───── Information supplied

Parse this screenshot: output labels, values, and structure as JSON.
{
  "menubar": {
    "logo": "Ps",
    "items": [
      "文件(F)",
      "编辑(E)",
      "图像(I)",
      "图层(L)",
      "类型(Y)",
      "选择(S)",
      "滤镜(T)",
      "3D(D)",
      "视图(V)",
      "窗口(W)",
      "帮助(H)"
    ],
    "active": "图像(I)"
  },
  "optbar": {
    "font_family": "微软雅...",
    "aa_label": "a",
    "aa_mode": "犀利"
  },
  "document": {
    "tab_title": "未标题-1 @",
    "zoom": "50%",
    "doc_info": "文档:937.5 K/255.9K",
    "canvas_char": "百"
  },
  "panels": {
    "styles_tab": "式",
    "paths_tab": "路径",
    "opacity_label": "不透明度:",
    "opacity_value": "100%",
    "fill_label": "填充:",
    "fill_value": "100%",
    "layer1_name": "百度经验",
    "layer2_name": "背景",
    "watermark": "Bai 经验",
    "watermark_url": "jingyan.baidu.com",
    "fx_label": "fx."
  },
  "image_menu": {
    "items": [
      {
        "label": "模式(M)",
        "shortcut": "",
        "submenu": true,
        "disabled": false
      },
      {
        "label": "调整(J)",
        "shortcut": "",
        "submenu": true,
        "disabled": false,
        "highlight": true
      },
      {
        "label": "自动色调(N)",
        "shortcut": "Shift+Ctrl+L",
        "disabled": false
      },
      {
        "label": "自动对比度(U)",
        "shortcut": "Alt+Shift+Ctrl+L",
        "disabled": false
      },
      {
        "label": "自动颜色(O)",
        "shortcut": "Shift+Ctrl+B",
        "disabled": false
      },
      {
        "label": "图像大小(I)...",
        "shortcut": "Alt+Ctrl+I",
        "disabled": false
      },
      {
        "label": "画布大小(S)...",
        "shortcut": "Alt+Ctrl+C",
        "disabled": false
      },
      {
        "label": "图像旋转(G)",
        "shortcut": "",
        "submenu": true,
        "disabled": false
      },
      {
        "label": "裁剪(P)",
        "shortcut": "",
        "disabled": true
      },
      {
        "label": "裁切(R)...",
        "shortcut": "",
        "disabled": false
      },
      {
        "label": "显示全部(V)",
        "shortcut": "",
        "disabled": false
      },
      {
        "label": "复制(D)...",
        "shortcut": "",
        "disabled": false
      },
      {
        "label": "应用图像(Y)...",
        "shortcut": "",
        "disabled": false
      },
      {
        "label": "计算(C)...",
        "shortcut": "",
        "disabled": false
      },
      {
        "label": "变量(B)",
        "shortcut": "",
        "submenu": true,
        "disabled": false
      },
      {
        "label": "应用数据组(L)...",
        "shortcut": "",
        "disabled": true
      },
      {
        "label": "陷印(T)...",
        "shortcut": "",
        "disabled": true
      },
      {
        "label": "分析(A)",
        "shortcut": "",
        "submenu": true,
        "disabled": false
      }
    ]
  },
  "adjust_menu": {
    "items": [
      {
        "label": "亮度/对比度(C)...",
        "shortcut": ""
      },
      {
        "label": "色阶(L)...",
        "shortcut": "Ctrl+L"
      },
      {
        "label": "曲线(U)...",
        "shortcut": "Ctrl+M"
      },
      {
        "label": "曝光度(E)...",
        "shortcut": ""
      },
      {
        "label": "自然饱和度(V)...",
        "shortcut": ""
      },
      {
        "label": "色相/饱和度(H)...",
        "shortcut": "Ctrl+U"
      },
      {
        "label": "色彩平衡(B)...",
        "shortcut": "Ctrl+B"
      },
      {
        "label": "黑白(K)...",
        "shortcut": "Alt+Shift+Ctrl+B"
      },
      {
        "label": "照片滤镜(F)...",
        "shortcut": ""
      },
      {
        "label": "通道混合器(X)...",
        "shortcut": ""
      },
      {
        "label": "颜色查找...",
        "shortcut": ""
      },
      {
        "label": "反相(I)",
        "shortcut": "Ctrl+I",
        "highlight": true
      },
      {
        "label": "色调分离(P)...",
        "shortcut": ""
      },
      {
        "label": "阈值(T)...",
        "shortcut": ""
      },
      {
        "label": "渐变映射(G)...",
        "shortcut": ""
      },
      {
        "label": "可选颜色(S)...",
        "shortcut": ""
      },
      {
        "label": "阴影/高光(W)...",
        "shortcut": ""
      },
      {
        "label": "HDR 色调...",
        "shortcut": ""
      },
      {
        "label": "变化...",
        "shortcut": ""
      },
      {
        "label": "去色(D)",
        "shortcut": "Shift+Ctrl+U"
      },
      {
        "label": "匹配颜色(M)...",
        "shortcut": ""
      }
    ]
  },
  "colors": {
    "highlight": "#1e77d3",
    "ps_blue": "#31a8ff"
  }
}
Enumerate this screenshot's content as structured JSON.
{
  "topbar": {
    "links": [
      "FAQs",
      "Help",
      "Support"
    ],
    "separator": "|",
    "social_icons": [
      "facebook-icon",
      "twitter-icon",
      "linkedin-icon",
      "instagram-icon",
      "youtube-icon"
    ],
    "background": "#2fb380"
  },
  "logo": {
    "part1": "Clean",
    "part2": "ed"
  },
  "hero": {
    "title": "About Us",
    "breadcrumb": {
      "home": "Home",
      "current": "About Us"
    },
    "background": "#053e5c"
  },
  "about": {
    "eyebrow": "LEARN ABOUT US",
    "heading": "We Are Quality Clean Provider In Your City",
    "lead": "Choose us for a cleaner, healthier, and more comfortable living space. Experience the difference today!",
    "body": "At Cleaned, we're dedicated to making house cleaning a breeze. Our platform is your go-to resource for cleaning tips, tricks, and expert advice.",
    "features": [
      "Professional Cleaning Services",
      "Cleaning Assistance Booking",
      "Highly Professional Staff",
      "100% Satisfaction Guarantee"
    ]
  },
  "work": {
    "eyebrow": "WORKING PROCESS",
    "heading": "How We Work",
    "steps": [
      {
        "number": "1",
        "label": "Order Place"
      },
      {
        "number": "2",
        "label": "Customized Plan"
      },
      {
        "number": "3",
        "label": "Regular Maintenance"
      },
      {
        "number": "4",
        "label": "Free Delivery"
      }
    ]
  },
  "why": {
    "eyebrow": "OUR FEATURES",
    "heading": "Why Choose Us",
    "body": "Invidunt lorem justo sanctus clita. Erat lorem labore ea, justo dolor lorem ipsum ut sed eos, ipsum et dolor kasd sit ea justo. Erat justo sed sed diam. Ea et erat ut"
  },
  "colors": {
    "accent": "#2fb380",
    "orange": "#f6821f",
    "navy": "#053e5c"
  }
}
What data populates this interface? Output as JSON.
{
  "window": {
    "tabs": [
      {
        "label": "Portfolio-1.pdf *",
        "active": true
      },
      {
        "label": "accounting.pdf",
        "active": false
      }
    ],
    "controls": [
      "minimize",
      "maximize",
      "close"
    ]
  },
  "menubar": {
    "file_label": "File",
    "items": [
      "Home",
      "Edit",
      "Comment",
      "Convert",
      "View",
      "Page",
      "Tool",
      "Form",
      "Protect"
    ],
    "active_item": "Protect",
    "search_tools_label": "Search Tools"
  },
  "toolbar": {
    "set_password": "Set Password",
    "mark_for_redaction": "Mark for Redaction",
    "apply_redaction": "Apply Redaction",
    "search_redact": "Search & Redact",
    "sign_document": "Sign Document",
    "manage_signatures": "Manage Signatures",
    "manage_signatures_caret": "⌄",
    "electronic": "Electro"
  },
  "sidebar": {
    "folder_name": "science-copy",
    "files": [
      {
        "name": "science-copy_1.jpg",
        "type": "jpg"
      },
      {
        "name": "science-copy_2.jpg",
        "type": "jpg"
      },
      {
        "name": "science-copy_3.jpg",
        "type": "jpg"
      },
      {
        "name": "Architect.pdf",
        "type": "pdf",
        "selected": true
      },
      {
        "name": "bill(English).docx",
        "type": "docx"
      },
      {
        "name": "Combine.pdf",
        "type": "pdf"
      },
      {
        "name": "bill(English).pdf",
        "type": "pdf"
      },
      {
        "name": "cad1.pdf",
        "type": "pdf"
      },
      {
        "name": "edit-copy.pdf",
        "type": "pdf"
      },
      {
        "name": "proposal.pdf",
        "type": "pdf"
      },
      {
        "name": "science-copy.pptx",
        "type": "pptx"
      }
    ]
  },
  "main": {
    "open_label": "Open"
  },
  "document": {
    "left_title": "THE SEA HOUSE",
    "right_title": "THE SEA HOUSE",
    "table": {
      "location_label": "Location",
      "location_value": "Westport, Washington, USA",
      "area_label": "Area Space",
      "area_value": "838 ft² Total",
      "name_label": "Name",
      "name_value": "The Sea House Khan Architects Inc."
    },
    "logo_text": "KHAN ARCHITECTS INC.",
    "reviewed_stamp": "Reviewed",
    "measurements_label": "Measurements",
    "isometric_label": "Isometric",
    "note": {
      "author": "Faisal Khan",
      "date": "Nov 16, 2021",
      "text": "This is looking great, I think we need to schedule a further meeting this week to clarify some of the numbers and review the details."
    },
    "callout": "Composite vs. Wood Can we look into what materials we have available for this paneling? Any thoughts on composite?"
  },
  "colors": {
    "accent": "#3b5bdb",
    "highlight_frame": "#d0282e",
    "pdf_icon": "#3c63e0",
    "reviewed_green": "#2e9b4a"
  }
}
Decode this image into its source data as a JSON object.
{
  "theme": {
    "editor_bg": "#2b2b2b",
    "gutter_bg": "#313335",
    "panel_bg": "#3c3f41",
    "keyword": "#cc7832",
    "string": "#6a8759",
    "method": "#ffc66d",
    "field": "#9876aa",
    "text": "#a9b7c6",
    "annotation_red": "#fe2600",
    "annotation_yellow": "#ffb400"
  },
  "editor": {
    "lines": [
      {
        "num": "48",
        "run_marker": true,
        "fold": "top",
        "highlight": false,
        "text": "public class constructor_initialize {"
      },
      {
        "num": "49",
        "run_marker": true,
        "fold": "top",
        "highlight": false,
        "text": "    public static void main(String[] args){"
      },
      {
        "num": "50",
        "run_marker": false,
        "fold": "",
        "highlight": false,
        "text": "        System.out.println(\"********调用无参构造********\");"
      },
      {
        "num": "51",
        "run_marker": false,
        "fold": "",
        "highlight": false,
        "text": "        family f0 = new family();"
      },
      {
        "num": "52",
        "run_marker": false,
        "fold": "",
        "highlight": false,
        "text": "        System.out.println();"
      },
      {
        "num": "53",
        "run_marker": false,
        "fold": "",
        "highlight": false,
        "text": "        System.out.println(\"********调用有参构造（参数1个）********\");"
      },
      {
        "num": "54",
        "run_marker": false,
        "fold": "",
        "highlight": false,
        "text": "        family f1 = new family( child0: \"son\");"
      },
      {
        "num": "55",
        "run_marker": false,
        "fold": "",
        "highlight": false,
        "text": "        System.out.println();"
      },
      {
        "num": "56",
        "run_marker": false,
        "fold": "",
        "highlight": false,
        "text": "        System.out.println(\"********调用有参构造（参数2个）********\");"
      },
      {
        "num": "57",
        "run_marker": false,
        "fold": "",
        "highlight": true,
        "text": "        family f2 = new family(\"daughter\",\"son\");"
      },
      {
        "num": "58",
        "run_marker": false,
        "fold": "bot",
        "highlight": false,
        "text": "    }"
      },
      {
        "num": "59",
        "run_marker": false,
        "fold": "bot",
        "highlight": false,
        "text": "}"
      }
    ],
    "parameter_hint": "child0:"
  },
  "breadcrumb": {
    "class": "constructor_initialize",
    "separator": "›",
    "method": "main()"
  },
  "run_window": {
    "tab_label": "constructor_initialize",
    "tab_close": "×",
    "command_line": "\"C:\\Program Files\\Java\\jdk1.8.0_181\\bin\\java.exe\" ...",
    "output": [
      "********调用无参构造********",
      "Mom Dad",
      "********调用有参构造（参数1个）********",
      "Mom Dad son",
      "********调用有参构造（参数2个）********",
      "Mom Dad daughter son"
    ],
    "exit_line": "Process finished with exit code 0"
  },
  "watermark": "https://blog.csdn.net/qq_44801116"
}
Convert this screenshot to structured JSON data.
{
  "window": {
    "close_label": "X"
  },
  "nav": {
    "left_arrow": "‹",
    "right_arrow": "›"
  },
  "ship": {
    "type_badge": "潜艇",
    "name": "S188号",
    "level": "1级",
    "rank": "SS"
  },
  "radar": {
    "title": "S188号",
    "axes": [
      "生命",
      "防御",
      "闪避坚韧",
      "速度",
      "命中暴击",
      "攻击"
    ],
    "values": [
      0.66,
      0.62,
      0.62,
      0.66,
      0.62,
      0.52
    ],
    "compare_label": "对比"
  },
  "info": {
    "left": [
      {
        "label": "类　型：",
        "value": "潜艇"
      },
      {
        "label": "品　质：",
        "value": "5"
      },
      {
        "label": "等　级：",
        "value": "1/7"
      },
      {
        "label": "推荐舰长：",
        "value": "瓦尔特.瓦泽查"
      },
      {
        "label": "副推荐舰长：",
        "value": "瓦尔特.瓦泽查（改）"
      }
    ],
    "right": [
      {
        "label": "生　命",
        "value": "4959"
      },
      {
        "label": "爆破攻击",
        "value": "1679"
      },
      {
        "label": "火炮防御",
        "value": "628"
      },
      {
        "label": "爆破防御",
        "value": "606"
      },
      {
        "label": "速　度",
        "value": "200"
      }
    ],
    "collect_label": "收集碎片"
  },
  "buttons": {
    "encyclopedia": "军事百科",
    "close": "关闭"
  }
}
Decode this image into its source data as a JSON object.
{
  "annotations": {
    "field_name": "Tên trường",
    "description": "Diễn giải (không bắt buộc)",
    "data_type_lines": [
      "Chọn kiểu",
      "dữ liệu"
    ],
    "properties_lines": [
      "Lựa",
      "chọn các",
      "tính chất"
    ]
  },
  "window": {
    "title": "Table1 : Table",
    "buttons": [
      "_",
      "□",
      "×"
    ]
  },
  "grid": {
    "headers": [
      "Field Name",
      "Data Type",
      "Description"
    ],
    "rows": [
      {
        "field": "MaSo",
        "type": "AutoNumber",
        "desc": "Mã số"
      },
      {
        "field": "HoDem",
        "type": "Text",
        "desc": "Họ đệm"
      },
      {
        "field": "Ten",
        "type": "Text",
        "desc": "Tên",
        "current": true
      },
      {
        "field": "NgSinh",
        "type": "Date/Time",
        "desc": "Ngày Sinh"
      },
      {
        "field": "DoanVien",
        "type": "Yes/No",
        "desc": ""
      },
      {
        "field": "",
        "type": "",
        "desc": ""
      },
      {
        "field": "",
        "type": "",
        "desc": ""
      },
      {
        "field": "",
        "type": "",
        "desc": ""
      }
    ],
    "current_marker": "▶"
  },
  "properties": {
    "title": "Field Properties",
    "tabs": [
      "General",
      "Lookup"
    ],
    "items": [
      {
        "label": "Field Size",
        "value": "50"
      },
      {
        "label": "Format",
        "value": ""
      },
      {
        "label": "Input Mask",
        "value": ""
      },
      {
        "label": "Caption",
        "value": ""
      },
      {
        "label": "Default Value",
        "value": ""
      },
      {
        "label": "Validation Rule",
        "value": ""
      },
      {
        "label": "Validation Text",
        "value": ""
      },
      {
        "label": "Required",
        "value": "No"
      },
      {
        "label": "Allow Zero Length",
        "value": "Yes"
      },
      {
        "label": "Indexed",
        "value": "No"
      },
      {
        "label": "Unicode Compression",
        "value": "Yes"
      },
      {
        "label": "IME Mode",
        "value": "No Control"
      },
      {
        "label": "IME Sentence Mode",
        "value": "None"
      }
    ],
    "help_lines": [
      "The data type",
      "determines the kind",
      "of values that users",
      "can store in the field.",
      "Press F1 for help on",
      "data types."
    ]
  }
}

──────────

» Your task: Scan the material above for the word "Convert". Copy each line where it occurs.

» Task response:
      "Convert",
Convert this screenshot to structured JSON data.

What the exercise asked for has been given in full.